## Task details
Look through the material below. Copy each line that contains the string "urzędzie".

## Stored rows
= = = = =

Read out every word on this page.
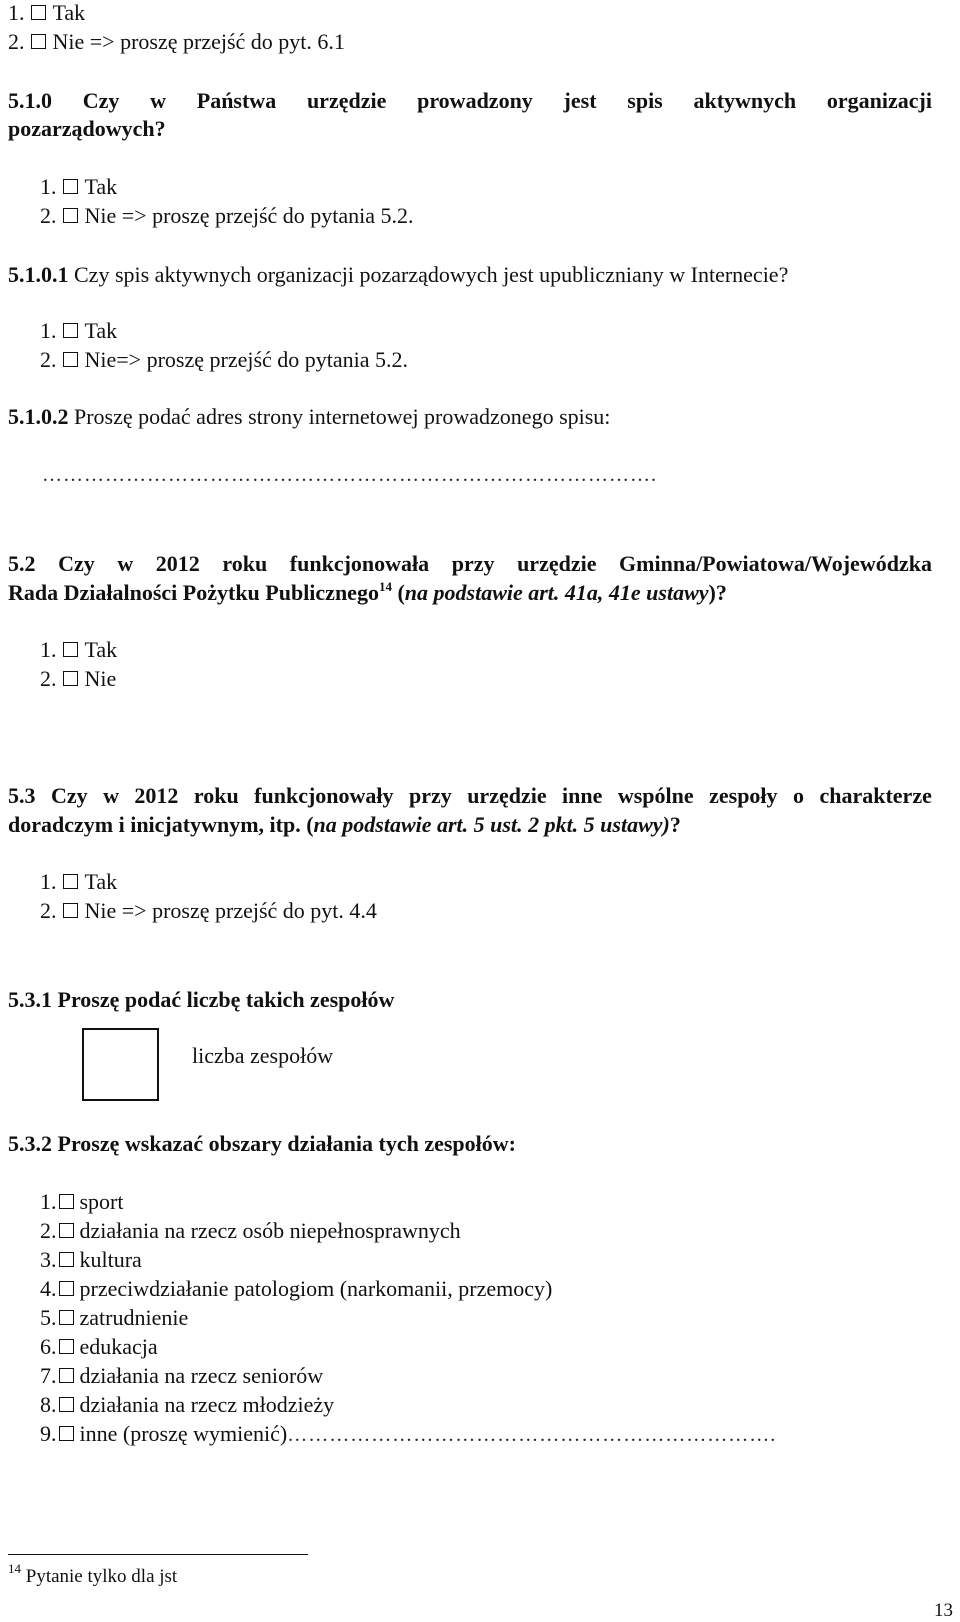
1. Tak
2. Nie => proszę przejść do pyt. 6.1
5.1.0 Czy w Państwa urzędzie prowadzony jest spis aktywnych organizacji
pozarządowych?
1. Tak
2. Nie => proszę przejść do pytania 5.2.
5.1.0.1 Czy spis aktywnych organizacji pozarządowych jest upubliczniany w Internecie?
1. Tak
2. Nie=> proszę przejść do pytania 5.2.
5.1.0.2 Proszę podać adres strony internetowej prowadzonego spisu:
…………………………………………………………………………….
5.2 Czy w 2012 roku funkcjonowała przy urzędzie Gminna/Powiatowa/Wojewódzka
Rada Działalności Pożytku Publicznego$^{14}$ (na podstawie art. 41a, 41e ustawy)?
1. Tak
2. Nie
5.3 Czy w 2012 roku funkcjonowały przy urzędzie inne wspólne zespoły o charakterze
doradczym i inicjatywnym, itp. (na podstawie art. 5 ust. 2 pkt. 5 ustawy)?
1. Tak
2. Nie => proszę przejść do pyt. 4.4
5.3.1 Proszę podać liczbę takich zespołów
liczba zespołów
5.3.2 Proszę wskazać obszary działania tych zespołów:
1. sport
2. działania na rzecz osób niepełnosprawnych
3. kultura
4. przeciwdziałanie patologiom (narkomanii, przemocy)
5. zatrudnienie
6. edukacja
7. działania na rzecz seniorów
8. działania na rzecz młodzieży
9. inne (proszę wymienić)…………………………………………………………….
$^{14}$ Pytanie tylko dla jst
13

= = = = =

## Answer to the exercise
5.1.0 Czy w Państwa urzędzie prowadzony jest spis aktywnych organizacji
5.2 Czy w 2012 roku funkcjonowała przy urzędzie Gminna/Powiatowa/Wojewódzka
5.3 Czy w 2012 roku funkcjonowały przy urzędzie inne wspólne zespoły o charakterze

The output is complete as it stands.